== WRITTEN TASK ==
Look over the entries that follow and work out how many lines contain "flown". State the number only.

== DATA PROVIDED ==
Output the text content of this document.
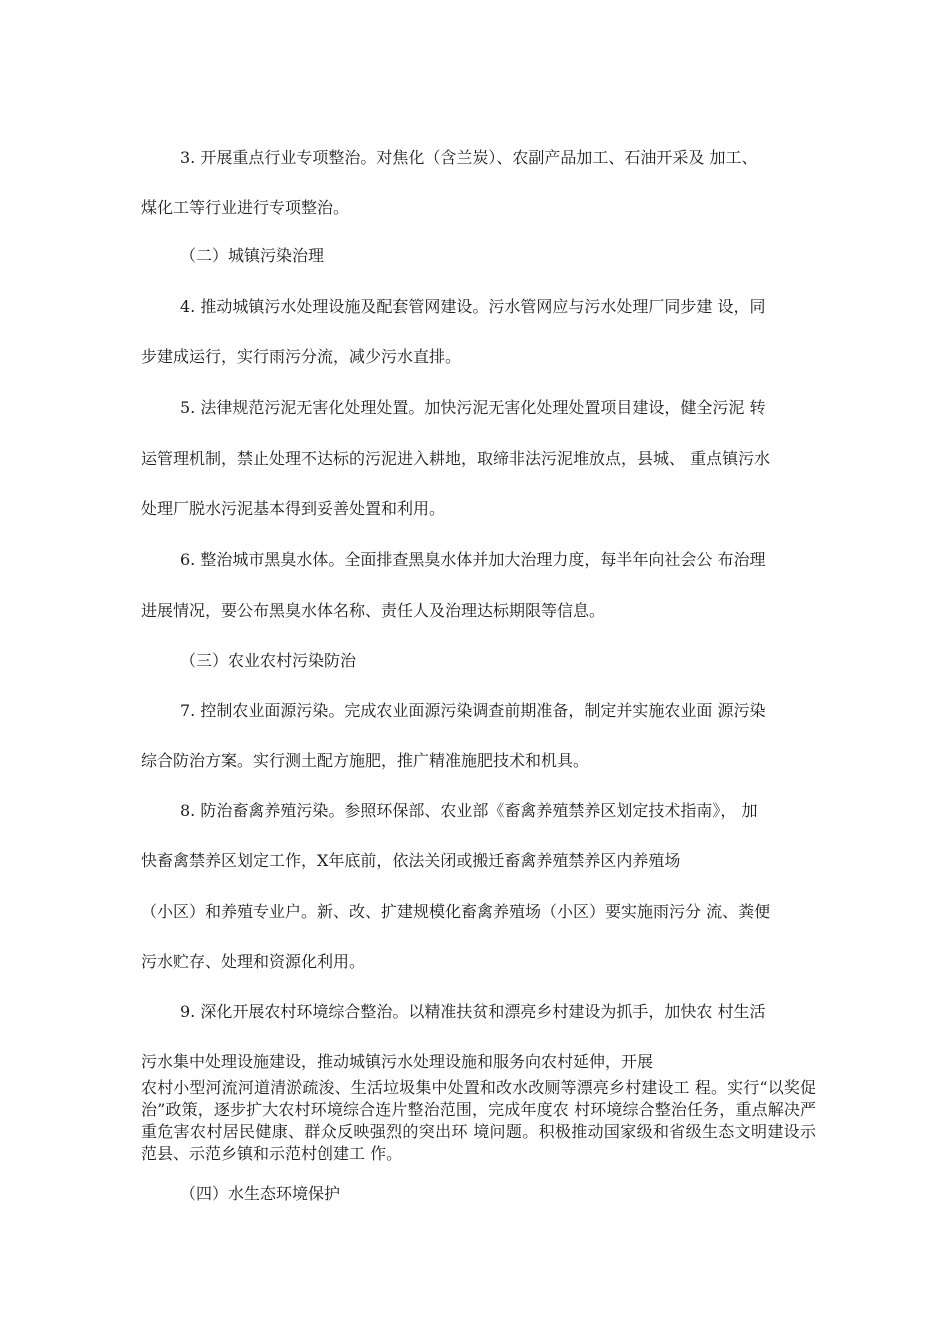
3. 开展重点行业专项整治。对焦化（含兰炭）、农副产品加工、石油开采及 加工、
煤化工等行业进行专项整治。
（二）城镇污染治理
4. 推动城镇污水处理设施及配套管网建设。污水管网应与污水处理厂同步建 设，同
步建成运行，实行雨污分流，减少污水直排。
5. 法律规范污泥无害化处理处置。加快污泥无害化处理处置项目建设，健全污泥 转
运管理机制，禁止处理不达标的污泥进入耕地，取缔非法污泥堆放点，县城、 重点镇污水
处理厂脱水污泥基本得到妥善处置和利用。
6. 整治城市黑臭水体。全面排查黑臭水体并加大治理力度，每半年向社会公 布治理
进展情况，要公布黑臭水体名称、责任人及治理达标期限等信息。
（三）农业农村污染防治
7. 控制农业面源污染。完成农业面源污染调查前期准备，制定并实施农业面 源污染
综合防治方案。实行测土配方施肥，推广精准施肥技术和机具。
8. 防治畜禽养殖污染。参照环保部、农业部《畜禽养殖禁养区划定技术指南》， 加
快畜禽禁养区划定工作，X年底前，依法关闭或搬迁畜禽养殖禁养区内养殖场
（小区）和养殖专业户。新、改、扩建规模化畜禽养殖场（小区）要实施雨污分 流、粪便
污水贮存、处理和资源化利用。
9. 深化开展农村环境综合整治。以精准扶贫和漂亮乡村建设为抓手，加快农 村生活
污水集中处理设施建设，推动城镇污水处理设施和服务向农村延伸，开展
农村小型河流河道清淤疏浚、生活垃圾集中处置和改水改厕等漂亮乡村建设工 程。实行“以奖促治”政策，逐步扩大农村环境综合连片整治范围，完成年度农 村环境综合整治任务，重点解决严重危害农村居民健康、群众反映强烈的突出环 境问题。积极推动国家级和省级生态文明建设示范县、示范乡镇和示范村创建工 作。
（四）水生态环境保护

==

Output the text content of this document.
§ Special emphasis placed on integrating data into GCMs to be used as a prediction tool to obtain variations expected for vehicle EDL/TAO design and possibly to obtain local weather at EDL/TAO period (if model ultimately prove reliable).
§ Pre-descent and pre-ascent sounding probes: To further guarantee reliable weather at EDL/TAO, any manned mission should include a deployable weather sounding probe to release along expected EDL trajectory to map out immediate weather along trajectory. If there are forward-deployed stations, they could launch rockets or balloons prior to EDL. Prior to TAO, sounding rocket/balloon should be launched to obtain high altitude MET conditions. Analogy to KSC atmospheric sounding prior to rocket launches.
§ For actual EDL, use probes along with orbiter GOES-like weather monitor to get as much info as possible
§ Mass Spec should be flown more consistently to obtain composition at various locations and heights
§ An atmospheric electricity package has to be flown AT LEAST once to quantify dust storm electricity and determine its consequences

== THE RESULT ==
2